▶ Instructions for the task: Search the material below for the word "object". Copy every line that has it.

::: Extracted entries :::

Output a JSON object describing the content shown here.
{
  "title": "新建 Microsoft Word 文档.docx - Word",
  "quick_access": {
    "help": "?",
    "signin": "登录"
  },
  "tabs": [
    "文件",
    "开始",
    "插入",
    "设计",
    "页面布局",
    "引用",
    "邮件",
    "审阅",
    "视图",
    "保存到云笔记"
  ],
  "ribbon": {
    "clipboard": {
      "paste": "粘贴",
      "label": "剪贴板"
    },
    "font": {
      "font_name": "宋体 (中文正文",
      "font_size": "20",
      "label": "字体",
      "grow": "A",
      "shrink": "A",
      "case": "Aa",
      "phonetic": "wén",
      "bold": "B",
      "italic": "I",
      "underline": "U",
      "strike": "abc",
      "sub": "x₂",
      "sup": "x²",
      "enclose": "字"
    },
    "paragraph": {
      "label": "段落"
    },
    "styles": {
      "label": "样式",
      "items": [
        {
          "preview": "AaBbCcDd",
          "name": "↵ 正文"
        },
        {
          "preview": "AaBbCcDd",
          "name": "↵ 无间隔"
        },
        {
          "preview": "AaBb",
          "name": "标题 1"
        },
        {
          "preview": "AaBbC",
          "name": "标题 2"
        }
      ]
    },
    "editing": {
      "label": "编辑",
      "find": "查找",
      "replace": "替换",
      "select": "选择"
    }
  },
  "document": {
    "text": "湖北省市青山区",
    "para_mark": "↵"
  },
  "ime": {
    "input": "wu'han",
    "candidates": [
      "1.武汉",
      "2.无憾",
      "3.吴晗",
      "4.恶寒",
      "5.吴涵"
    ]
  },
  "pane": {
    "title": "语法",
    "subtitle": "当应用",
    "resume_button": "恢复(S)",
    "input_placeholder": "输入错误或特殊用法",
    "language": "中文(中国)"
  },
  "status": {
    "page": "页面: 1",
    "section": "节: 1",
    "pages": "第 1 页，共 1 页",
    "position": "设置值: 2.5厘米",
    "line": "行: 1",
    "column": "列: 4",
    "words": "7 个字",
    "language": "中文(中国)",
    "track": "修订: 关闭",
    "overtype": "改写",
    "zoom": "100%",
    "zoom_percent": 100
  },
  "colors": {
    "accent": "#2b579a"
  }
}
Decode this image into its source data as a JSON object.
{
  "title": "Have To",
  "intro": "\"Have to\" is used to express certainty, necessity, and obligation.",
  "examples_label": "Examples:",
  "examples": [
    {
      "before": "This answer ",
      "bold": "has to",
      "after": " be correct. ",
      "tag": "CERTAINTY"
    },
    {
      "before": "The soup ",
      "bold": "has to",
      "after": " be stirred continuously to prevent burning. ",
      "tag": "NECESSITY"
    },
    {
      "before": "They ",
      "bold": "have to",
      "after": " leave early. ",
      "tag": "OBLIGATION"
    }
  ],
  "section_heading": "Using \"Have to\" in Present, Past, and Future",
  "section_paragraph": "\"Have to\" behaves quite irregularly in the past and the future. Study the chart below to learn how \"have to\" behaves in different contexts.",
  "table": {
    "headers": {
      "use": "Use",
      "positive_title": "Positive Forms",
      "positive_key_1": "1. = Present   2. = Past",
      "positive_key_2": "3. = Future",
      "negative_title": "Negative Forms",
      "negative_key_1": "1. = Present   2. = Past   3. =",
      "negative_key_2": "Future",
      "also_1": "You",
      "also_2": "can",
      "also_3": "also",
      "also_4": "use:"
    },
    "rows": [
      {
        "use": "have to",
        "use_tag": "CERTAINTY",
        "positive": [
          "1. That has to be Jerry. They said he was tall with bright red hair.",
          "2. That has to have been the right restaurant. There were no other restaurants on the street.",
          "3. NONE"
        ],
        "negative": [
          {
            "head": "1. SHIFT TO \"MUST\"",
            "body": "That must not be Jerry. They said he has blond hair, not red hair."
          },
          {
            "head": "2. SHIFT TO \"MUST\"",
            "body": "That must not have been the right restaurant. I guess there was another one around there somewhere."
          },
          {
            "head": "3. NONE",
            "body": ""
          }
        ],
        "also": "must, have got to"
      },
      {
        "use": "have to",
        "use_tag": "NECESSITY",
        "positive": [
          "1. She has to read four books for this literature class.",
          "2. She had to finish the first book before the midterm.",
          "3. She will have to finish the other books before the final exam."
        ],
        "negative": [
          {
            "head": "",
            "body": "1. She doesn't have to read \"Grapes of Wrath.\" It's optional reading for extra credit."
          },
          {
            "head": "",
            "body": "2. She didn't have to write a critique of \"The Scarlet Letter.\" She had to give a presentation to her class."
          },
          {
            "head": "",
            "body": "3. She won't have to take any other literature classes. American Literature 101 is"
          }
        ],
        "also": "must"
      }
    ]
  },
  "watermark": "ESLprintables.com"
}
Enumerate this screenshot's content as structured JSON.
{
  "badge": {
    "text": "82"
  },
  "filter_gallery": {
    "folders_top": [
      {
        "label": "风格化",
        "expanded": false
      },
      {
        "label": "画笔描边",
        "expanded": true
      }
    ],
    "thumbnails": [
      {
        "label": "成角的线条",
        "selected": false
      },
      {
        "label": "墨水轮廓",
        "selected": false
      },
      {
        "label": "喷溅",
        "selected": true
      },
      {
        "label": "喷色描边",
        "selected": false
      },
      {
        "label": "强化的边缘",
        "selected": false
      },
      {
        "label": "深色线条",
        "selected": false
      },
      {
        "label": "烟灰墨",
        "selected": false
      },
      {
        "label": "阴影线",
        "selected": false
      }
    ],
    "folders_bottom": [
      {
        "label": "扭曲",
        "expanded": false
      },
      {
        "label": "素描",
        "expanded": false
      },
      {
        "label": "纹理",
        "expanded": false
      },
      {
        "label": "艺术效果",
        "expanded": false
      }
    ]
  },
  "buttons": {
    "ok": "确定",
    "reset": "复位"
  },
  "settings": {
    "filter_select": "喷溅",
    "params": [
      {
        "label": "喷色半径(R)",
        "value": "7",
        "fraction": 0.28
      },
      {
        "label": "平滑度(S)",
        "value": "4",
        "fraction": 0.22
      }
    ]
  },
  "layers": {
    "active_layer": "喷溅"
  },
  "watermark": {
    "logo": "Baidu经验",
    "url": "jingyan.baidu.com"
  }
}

:::

▶ The output:
Output a JSON object describing the content shown here.
Decode this image into its source data as a JSON object.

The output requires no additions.